## START Information supplied

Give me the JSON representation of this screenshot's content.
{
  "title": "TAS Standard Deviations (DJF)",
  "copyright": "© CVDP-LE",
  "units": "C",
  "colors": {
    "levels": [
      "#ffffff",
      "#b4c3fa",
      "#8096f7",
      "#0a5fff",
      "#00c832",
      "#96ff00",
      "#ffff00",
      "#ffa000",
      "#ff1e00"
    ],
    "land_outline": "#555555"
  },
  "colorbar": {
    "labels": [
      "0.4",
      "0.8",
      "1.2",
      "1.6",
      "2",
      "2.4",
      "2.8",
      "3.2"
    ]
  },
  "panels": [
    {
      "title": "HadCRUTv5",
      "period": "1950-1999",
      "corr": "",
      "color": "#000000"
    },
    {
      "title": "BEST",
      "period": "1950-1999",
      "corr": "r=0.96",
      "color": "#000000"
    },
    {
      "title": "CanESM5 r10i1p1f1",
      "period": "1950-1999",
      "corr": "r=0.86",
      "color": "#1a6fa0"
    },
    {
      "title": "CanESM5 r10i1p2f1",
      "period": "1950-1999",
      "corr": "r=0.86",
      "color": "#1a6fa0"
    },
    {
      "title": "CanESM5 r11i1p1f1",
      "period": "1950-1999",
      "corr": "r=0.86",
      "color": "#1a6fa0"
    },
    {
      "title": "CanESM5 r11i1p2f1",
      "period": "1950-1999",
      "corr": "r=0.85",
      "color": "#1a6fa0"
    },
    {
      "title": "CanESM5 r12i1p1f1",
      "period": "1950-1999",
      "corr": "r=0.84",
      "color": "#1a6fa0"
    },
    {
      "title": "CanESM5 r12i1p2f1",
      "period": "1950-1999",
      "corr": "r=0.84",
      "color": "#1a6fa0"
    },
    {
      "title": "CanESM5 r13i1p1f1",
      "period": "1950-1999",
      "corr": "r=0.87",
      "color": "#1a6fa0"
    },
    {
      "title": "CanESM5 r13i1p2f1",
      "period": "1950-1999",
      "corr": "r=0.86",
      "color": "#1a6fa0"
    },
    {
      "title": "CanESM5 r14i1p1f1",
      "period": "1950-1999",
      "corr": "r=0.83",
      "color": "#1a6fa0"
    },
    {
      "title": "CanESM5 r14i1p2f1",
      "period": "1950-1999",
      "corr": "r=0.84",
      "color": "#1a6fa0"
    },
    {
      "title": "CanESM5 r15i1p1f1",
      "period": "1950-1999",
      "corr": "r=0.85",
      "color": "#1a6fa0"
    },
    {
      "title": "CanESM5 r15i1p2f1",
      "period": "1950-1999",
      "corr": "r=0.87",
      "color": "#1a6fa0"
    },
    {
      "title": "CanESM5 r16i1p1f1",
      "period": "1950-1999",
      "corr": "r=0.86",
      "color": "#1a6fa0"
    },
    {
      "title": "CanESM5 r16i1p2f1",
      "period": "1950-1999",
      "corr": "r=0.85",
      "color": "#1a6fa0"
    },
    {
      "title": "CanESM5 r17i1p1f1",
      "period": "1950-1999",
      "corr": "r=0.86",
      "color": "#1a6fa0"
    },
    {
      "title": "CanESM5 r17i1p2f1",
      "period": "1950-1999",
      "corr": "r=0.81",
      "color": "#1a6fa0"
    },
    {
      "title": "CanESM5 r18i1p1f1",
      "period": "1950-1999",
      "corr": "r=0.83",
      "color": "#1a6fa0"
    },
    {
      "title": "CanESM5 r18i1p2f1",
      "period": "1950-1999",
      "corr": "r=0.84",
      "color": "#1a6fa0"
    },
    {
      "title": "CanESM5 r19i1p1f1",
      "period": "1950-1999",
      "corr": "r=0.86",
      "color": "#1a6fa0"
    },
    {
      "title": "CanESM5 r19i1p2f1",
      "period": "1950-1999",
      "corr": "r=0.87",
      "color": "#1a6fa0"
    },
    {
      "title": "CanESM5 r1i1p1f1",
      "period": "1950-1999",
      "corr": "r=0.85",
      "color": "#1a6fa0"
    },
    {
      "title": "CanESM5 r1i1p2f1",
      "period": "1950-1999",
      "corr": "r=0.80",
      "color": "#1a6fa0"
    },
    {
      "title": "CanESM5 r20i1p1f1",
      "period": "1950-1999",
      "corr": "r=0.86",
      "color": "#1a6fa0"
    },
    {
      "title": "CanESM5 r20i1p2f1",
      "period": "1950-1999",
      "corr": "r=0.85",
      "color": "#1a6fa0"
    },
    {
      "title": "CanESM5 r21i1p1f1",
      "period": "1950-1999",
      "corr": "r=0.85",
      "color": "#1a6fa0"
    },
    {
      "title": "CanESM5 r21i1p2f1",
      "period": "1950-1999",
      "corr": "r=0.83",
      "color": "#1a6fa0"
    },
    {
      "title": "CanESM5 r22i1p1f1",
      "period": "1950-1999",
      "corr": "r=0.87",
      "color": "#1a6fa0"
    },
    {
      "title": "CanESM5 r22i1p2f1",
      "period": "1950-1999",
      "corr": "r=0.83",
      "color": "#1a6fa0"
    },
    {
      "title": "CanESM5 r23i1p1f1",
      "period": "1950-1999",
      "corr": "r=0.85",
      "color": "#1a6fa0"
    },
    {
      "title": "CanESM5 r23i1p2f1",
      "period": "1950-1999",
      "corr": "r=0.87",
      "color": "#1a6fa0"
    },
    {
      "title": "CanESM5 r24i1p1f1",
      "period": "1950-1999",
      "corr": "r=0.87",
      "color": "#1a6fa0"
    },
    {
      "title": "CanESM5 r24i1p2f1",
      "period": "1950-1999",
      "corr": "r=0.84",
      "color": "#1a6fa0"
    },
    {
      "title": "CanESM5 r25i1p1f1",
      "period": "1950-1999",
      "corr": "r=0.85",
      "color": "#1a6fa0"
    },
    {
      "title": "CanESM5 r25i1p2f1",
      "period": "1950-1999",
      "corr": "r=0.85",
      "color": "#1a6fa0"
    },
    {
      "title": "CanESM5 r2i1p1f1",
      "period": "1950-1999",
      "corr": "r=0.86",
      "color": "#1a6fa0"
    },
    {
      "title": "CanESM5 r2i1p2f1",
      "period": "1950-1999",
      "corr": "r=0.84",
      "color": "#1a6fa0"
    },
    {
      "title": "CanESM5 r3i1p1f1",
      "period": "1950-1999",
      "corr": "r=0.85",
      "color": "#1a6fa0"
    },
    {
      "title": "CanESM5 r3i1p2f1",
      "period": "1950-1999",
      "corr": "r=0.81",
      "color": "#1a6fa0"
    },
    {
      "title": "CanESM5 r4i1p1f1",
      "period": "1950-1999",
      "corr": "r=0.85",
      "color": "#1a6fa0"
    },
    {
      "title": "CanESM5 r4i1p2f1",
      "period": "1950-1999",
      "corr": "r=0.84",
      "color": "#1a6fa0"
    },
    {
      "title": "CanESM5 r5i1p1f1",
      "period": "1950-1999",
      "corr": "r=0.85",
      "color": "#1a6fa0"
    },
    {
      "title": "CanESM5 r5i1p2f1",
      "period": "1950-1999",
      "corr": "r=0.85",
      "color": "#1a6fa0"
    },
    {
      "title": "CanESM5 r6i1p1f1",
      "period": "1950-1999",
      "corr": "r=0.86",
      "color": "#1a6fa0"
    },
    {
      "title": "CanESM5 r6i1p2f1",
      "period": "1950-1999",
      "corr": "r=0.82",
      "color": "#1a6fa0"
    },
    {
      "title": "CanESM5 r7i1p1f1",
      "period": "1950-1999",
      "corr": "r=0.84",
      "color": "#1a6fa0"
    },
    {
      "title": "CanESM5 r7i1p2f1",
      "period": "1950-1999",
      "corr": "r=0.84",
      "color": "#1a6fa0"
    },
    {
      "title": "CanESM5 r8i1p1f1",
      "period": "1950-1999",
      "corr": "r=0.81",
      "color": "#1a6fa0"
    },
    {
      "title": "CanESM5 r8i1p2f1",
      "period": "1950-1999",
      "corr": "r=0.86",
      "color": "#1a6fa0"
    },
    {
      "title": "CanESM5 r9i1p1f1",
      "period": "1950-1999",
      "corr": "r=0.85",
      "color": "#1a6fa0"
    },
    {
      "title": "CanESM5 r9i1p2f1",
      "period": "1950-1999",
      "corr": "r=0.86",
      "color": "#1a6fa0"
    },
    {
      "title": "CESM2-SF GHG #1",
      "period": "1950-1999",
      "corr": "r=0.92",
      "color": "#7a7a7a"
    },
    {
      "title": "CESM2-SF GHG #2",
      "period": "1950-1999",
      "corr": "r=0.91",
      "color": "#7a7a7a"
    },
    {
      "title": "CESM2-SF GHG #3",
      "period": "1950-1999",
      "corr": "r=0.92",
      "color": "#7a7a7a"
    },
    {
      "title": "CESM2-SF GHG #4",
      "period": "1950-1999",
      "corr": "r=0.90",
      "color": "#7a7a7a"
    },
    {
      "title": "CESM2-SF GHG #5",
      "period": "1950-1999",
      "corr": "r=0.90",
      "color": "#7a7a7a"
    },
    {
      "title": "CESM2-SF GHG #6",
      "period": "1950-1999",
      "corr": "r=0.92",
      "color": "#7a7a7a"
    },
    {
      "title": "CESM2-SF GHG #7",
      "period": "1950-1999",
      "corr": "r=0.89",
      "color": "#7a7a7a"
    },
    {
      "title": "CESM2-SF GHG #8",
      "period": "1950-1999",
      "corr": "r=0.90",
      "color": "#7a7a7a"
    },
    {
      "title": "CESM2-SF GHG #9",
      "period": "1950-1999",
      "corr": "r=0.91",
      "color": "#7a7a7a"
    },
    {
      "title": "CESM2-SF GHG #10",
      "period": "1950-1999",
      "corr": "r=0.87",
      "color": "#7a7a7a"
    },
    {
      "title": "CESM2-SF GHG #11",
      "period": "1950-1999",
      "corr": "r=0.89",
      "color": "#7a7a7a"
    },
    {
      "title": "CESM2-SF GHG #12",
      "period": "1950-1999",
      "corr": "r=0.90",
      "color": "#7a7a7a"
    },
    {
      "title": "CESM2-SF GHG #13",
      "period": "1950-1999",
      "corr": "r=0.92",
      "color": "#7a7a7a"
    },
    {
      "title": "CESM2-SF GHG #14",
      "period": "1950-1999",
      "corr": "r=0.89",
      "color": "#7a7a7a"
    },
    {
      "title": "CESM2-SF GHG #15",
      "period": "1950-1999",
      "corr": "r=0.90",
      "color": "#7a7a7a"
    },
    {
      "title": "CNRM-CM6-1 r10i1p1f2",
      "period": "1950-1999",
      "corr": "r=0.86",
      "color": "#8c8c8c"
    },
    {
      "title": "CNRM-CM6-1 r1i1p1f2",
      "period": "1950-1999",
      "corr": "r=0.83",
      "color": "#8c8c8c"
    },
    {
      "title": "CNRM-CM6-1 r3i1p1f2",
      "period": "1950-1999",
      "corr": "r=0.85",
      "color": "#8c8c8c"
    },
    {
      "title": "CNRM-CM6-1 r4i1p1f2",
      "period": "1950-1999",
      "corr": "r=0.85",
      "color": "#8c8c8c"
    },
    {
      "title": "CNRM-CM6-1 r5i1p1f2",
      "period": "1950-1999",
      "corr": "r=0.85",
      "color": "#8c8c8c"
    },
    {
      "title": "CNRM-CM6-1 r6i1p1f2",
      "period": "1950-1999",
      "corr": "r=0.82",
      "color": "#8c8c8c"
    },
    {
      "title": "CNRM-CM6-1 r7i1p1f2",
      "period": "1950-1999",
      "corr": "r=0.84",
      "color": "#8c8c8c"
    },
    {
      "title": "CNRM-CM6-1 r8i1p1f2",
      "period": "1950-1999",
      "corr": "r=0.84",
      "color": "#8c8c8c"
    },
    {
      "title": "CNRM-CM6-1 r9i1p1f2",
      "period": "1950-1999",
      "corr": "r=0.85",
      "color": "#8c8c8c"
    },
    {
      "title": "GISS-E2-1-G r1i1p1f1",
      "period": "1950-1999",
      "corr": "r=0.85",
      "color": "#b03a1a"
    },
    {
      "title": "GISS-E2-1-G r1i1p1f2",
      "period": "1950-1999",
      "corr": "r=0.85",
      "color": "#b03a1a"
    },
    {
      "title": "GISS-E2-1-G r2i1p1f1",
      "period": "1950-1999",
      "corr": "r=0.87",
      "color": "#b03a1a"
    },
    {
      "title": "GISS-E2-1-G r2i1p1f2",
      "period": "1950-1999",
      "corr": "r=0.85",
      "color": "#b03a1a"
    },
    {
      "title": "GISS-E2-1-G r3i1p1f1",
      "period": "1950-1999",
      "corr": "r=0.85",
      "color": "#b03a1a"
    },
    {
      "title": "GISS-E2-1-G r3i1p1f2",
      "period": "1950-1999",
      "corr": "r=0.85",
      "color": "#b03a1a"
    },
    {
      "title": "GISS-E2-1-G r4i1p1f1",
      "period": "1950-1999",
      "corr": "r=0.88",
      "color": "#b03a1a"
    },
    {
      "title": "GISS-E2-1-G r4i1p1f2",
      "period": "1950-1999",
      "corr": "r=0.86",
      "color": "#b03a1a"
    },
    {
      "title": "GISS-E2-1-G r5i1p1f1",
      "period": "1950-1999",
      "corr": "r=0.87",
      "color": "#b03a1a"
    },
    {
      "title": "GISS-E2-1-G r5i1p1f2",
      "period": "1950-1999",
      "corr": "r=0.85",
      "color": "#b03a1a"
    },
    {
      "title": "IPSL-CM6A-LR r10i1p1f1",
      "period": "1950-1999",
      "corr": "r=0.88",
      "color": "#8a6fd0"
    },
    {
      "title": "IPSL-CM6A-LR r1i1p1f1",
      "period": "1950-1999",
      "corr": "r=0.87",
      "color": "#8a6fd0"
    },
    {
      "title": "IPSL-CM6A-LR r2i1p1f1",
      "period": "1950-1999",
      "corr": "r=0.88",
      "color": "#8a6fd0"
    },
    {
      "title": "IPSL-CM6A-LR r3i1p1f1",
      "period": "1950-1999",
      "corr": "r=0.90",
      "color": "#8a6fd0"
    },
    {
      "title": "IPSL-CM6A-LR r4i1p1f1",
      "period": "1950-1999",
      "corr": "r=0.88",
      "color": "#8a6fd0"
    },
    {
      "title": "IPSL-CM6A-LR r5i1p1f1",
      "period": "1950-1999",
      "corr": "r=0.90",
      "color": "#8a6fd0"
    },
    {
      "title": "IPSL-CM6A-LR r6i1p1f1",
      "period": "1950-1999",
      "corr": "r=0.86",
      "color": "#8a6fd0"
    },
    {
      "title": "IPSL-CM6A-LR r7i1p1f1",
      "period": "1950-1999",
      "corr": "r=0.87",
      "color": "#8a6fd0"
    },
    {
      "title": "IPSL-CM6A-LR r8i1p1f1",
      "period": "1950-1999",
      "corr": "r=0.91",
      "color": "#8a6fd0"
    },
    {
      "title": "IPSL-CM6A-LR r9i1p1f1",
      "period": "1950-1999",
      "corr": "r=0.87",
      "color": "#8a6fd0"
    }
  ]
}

## END Information supplied

Pick out each line containing "IPSL" and report it.

      "title": "IPSL-CM6A-LR r10i1p1f1",
      "title": "IPSL-CM6A-LR r1i1p1f1",
      "title": "IPSL-CM6A-LR r2i1p1f1",
      "title": "IPSL-CM6A-LR r3i1p1f1",
      "title": "IPSL-CM6A-LR r4i1p1f1",
      "title": "IPSL-CM6A-LR r5i1p1f1",
      "title": "IPSL-CM6A-LR r6i1p1f1",
      "title": "IPSL-CM6A-LR r7i1p1f1",
      "title": "IPSL-CM6A-LR r8i1p1f1",
      "title": "IPSL-CM6A-LR r9i1p1f1",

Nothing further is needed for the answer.